**DATA PROVIDED**
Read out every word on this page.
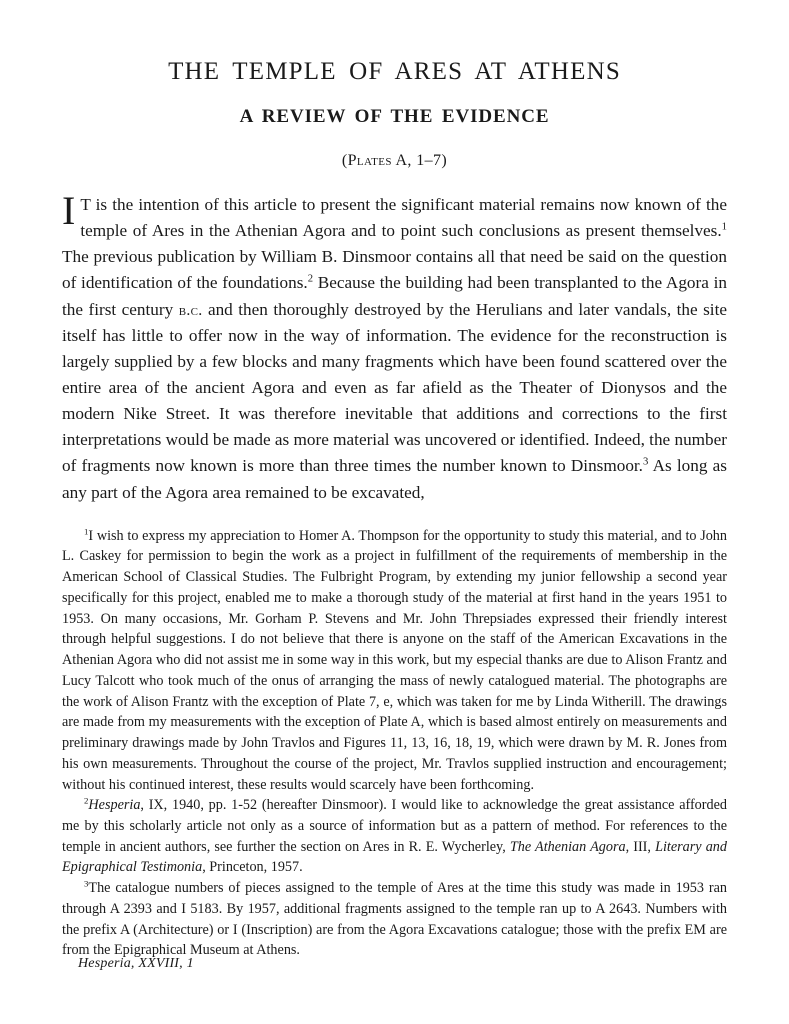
THE TEMPLE OF ARES AT ATHENS
A REVIEW OF THE EVIDENCE
(Plates A, 1–7)
I T is the intention of this article to present the significant material remains now known of the temple of Ares in the Athenian Agora and to point such conclusions as present themselves.$^1$ The previous publication by William B. Dinsmoor contains all that need be said on the question of identification of the foundations.$^2$ Because the building had been transplanted to the Agora in the first century b.c. and then thoroughly destroyed by the Herulians and later vandals, the site itself has little to offer now in the way of information. The evidence for the reconstruction is largely supplied by a few blocks and many fragments which have been found scattered over the entire area of the ancient Agora and even as far afield as the Theater of Dionysos and the modern Nike Street. It was therefore inevitable that additions and corrections to the first interpretations would be made as more material was uncovered or identified. Indeed, the number of fragments now known is more than three times the number known to Dinsmoor.$^3$ As long as any part of the Agora area remained to be excavated,

$^1$I wish to express my appreciation to Homer A. Thompson for the opportunity to study this material, and to John L. Caskey for permission to begin the work as a project in fulfillment of the requirements of membership in the American School of Classical Studies. The Fulbright Program, by extending my junior fellowship a second year specifically for this project, enabled me to make a thorough study of the material at first hand in the years 1951 to 1953. On many occasions, Mr. Gorham P. Stevens and Mr. John Threpsiades expressed their friendly interest through helpful suggestions. I do not believe that there is anyone on the staff of the American Excavations in the Athenian Agora who did not assist me in some way in this work, but my especial thanks are due to Alison Frantz and Lucy Talcott who took much of the onus of arranging the mass of newly catalogued material. The photographs are the work of Alison Frantz with the exception of Plate 7, e, which was taken for me by Linda Witherill. The drawings are made from my measurements with the exception of Plate A, which is based almost entirely on measurements and preliminary drawings made by John Travlos and Figures 11, 13, 16, 18, 19, which were drawn by M. R. Jones from his own measurements. Throughout the course of the project, Mr. Travlos supplied instruction and encouragement; without his continued interest, these results would scarcely have been forthcoming.

$^2$Hesperia, IX, 1940, pp. 1-52 (hereafter Dinsmoor). I would like to acknowledge the great assistance afforded me by this scholarly article not only as a source of information but as a pattern of method. For references to the temple in ancient authors, see further the section on Ares in R. E. Wycherley, The Athenian Agora, III, Literary and Epigraphical Testimonia, Princeton, 1957.

$^3$The catalogue numbers of pieces assigned to the temple of Ares at the time this study was made in 1953 ran through A 2393 and I 5183. By 1957, additional fragments assigned to the temple ran up to A 2643. Numbers with the prefix A (Architecture) or I (Inscription) are from the Agora Excavations catalogue; those with the prefix EM are from the Epigraphical Museum at Athens.

Hesperia, XXVIII, 1
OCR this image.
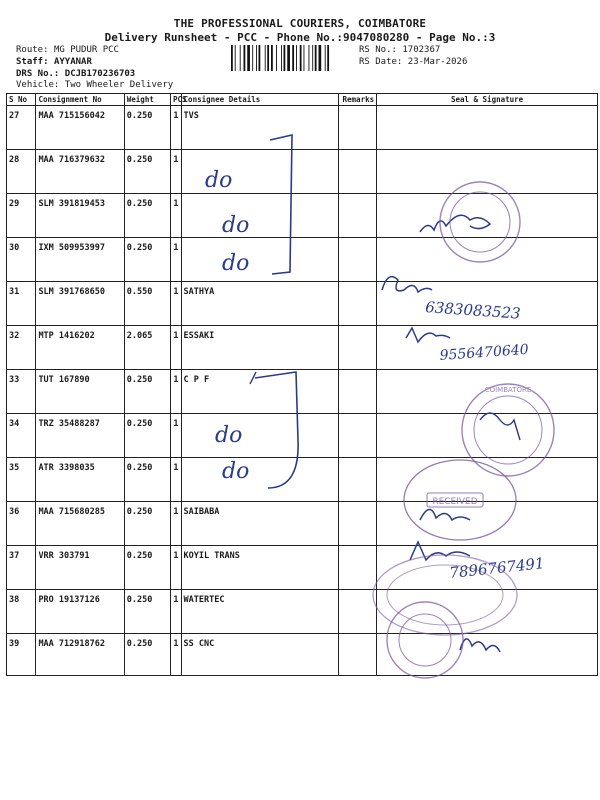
THE PROFESSIONAL COURIERS, COIMBATORE
Delivery Runsheet - PCC - Phone No.:9047080280 - Page No.:3
Route: MG PUDUR PCC
Staff: AYYANAR
DRS No.: DCJB170236703
Vehicle: Two Wheeler Delivery
RS No.: 1702367
RS Date: 23-Mar-2026
S No	Consignment No	Weight	PCS	Consignee Details	Remarks	Seal & Signature
27	MAA 715156042	0.250	1	TVS		
28	MAA 716379632	0.250	1			
29	SLM 391819453	0.250	1			
30	IXM 509953997	0.250	1			
31	SLM 391768650	0.550	1	SATHYA		
32	MTP 1416202	2.065	1	ESSAKI		
33	TUT 167890	0.250	1	C P F		
34	TRZ 35488287	0.250	1			
35	ATR 3398035	0.250	1			
36	MAA 715680285	0.250	1	SAIBABA		
37	VRR 303791	0.250	1	KOYIL TRANS		
38	PRO 19137126	0.250	1	WATERTEC		
39	MAA 712918762	0.250	1	SS CNC		
do
do
do
do
do
6383083523
9556470640
7896767491
COIMBATORE
RECEIVED
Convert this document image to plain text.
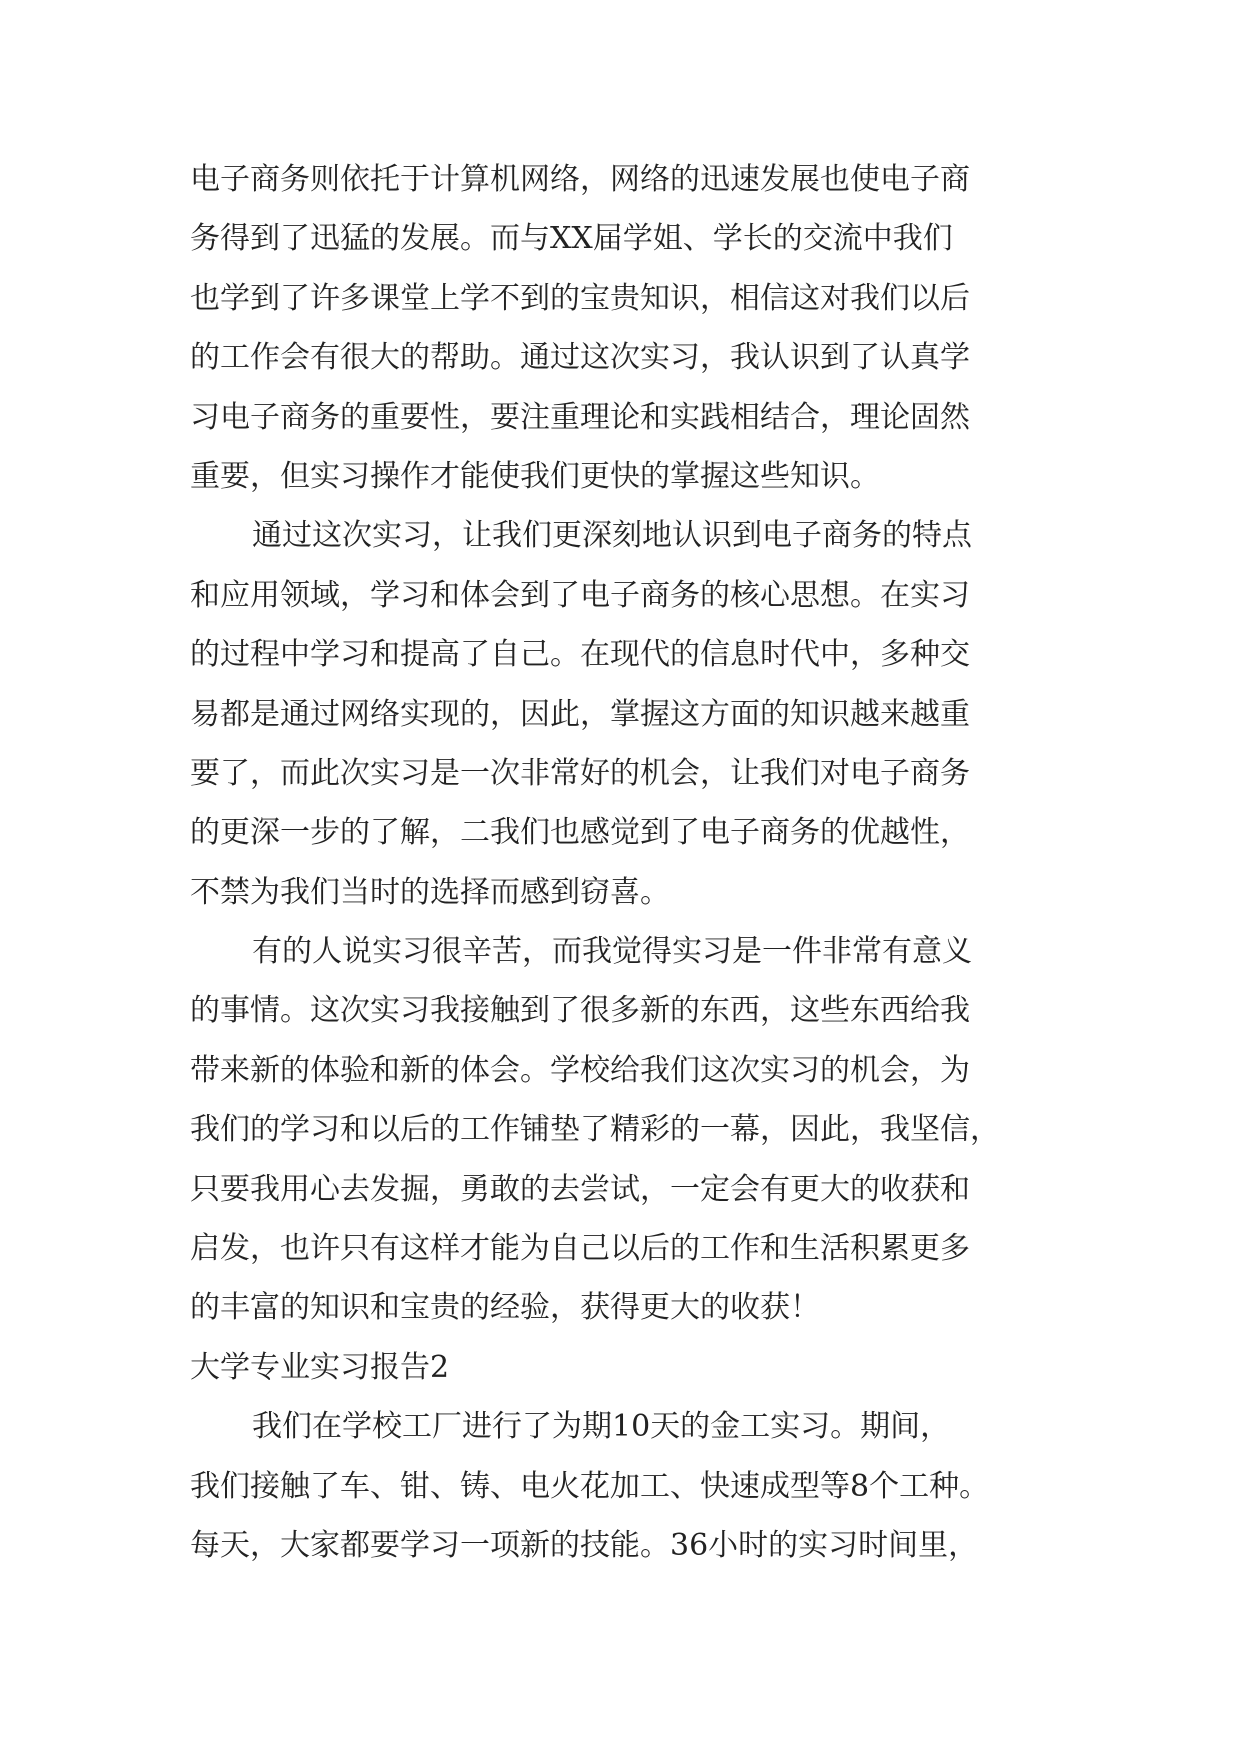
电子商务则依托于计算机网络，网络的迅速发展也使电子商
务得到了迅猛的发展。而与XX届学姐、学长的交流中我们
也学到了许多课堂上学不到的宝贵知识，相信这对我们以后
的工作会有很大的帮助。通过这次实习，我认识到了认真学
习电子商务的重要性，要注重理论和实践相结合，理论固然
重要，但实习操作才能使我们更快的掌握这些知识。
通过这次实习，让我们更深刻地认识到电子商务的特点
和应用领域，学习和体会到了电子商务的核心思想。在实习
的过程中学习和提高了自己。在现代的信息时代中，多种交
易都是通过网络实现的，因此，掌握这方面的知识越来越重
要了，而此次实习是一次非常好的机会，让我们对电子商务
的更深一步的了解，二我们也感觉到了电子商务的优越性，
不禁为我们当时的选择而感到窃喜。
有的人说实习很辛苦，而我觉得实习是一件非常有意义
的事情。这次实习我接触到了很多新的东西，这些东西给我
带来新的体验和新的体会。学校给我们这次实习的机会，为
我们的学习和以后的工作铺垫了精彩的一幕，因此，我坚信，
只要我用心去发掘，勇敢的去尝试，一定会有更大的收获和
启发，也许只有这样才能为自己以后的工作和生活积累更多
的丰富的知识和宝贵的经验，获得更大的收获！
大学专业实习报告2
我们在学校工厂进行了为期10天的金工实习。期间，
我们接触了车、钳、铸、电火花加工、快速成型等8个工种。
每天，大家都要学习一项新的技能。36小时的实习时间里，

**EXERCISE DIRECTIONS**
Report how many lines of the records above contain the word "Hesperia", giving only the number.

**ANSWER BELOW**
2